====== Supplied material

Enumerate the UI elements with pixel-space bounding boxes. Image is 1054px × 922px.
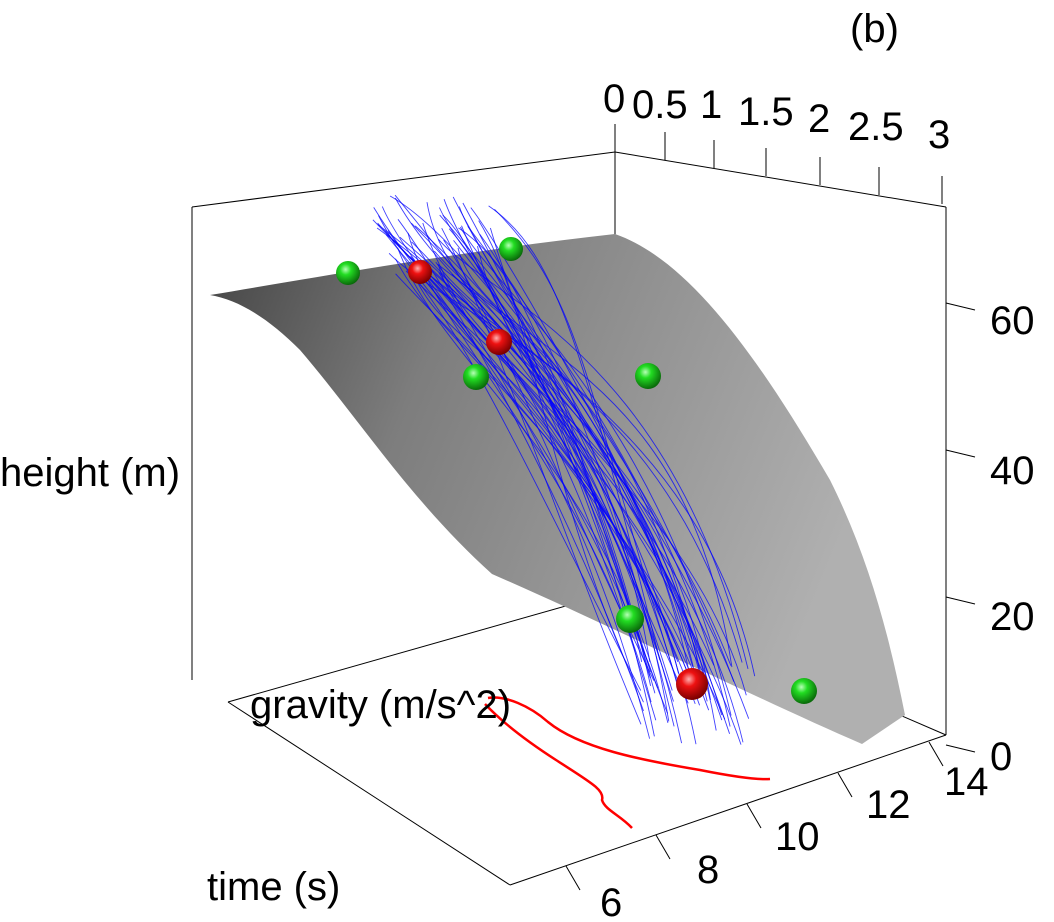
green-point	[463, 364, 489, 390]
z-tick-0: 0	[990, 735, 1012, 779]
trajectory-line	[410, 256, 744, 743]
trajectory-line	[457, 247, 700, 668]
trajectory-line	[414, 225, 750, 719]
x-tick-12: 12	[866, 783, 911, 827]
trajectory-line	[467, 226, 731, 727]
points	[336, 237, 817, 704]
x-axis-label: time (s)	[207, 865, 340, 909]
projection-curve	[487, 696, 771, 781]
trajectory-line	[437, 263, 694, 668]
y-tick-2-5: 2.5	[848, 105, 904, 149]
trajectory-line	[461, 225, 651, 673]
red-point	[486, 329, 512, 355]
trajectory-line	[433, 250, 733, 668]
trajectory-line	[459, 226, 732, 716]
trajectory-line	[381, 206, 659, 689]
y-tick-2: 2	[808, 97, 830, 141]
trajectory-line	[409, 271, 642, 691]
x-tick-10: 10	[775, 815, 820, 859]
trajectory-line	[395, 258, 710, 711]
trajectory-line	[458, 206, 723, 721]
trajectory-line	[441, 227, 642, 725]
green-point	[791, 678, 817, 704]
x-tick-8: 8	[697, 848, 719, 892]
y-axis: 0 0.5 1 1.5 2 2.5 3	[603, 77, 950, 204]
panel-label: (b)	[850, 7, 899, 51]
y-tick-0-5: 0.5	[632, 83, 688, 127]
z-tick-60: 60	[990, 299, 1035, 343]
trajectory-line	[426, 202, 703, 681]
trajectory-line	[438, 239, 749, 670]
trajectory-line	[478, 220, 644, 703]
z-axis: 0 20 40 60	[945, 299, 1035, 779]
green-point	[635, 363, 661, 389]
z-axis-label: height (m)	[0, 451, 180, 495]
trajectory-line	[405, 270, 670, 722]
y-tick-3: 3	[928, 113, 950, 157]
trajectory-line	[439, 214, 735, 682]
projection-curve-2	[484, 703, 633, 829]
green-point	[616, 605, 644, 633]
trajectory-line	[389, 195, 731, 734]
trajectories	[372, 194, 756, 745]
trajectory-line	[413, 274, 643, 663]
y-tick-0: 0	[603, 77, 625, 121]
x-axis: 6 8 10 12 14	[565, 741, 989, 922]
red-point	[676, 668, 708, 700]
x-tick-14: 14	[944, 760, 989, 804]
y-tick-1-5: 1.5	[738, 90, 794, 134]
response-surface	[210, 234, 905, 744]
z-tick-40: 40	[990, 449, 1035, 493]
trajectory-line	[394, 194, 742, 745]
red-point	[408, 260, 432, 284]
green-point	[499, 237, 523, 261]
trajectory-line	[452, 196, 680, 691]
green-point	[336, 261, 360, 285]
trajectory-line	[438, 272, 747, 696]
trajectory-line	[416, 260, 696, 705]
trajectory-line	[372, 219, 715, 666]
x-tick-6: 6	[600, 881, 622, 922]
trajectory-line	[438, 207, 699, 687]
z-tick-20: 20	[990, 595, 1035, 639]
y-axis-label: gravity (m/s^2)	[250, 683, 511, 727]
y-tick-1: 1	[700, 83, 722, 127]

============

__The problem__.
Arrange the lines above as a JSON list of strings, one string per line and skipping blank lines. Leave the pictures out of the answer.

__Written reply__.
[
  "Enumerate the UI elements with pixel-space bounding boxes. Image is 1054px × 922px.",
  "green-point\t[463, 364, 489, 390]",
  "z-tick-0: 0\t[990, 735, 1012, 779]",
  "trajectory-line\t[410, 256, 744, 743]",
  "trajectory-line\t[457, 247, 700, 668]",
  "trajectory-line\t[414, 225, 750, 719]",
  "x-tick-12: 12\t[866, 783, 911, 827]",
  "trajectory-line\t[467, 226, 731, 727]",
  "points\t[336, 237, 817, 704]",
  "x-axis-label: time (s)\t[207, 865, 340, 909]",
  "projection-curve\t[487, 696, 771, 781]",
  "trajectory-line\t[437, 263, 694, 668]",
  "y-tick-2-5: 2.5\t[848, 105, 904, 149]",
  "trajectory-line\t[461, 225, 651, 673]",
  "red-point\t[486, 329, 512, 355]",
  "trajectory-line\t[433, 250, 733, 668]",
  "trajectory-line\t[459, 226, 732, 716]",
  "trajectory-line\t[381, 206, 659, 689]",
  "y-tick-2: 2\t[808, 97, 830, 141]",
  "trajectory-line\t[409, 271, 642, 691]",
  "x-tick-10: 10\t[775, 815, 820, 859]",
  "trajectory-line\t[395, 258, 710, 711]",
  "trajectory-line\t[458, 206, 723, 721]",
  "trajectory-line\t[441, 227, 642, 725]",
  "green-point\t[791, 678, 817, 704]",
  "x-tick-8: 8\t[697, 848, 719, 892]",
  "y-axis: 0 0.5 1 1.5 2 2.5 3\t[603, 77, 950, 204]",
  "panel-label: (b)\t[850, 7, 899, 51]",
  "y-tick-0-5: 0.5\t[632, 83, 688, 127]",
  "z-tick-60: 60\t[990, 299, 1035, 343]",
  "trajectory-line\t[426, 202, 703, 681]",
  "trajectory-line\t[438, 239, 749, 670]",
  "trajectory-line\t[478, 220, 644, 703]",
  "z-axis: 0 20 40 60\t[945, 299, 1035, 779]",
  "green-point\t[635, 363, 661, 389]",
  "z-axis-label: height (m)\t[0, 451, 180, 495]",
  "trajectory-line\t[405, 270, 670, 722]",
  "y-tick-3: 3\t[928, 113, 950, 157]",
  "trajectory-line\t[439, 214, 735, 682]",
  "projection-curve-2\t[484, 703, 633, 829]",
  "green-point\t[616, 605, 644, 633]",
  "trajectory-line\t[389, 195, 731, 734]",
  "trajectories\t[372, 194, 756, 745]",
  "trajectory-line\t[413, 274, 643, 663]",
  "y-tick-0: 0\t[603, 77, 625, 121]",
  "x-axis: 6 8 10 12 14\t[565, 741, 989, 922]",
  "red-point\t[676, 668, 708, 700]",
  "x-tick-14: 14\t[944, 760, 989, 804]",
  "y-tick-1-5: 1.5\t[738, 90, 794, 134]",
  "response-surface\t[210, 234, 905, 744]",
  "z-tick-40: 40\t[990, 449, 1035, 493]",
  "trajectory-line\t[394, 194, 742, 745]",
  "red-point\t[408, 260, 432, 284]",
  "green-point\t[499, 237, 523, 261]",
  "trajectory-line\t[452, 196, 680, 691]",
  "green-point\t[336, 261, 360, 285]",
  "trajectory-line\t[438, 272, 747, 696]",
  "trajectory-line\t[416, 260, 696, 705]",
  "trajectory-line\t[372, 219, 715, 666]",
  "x-tick-6: 6\t[600, 881, 622, 922]",
  "trajectory-line\t[438, 207, 699, 687]",
  "z-tick-20: 20\t[990, 595, 1035, 639]",
  "y-axis-label: gravity (m/s^2)\t[250, 683, 511, 727]",
  "y-tick-1: 1\t[700, 83, 722, 127]"
]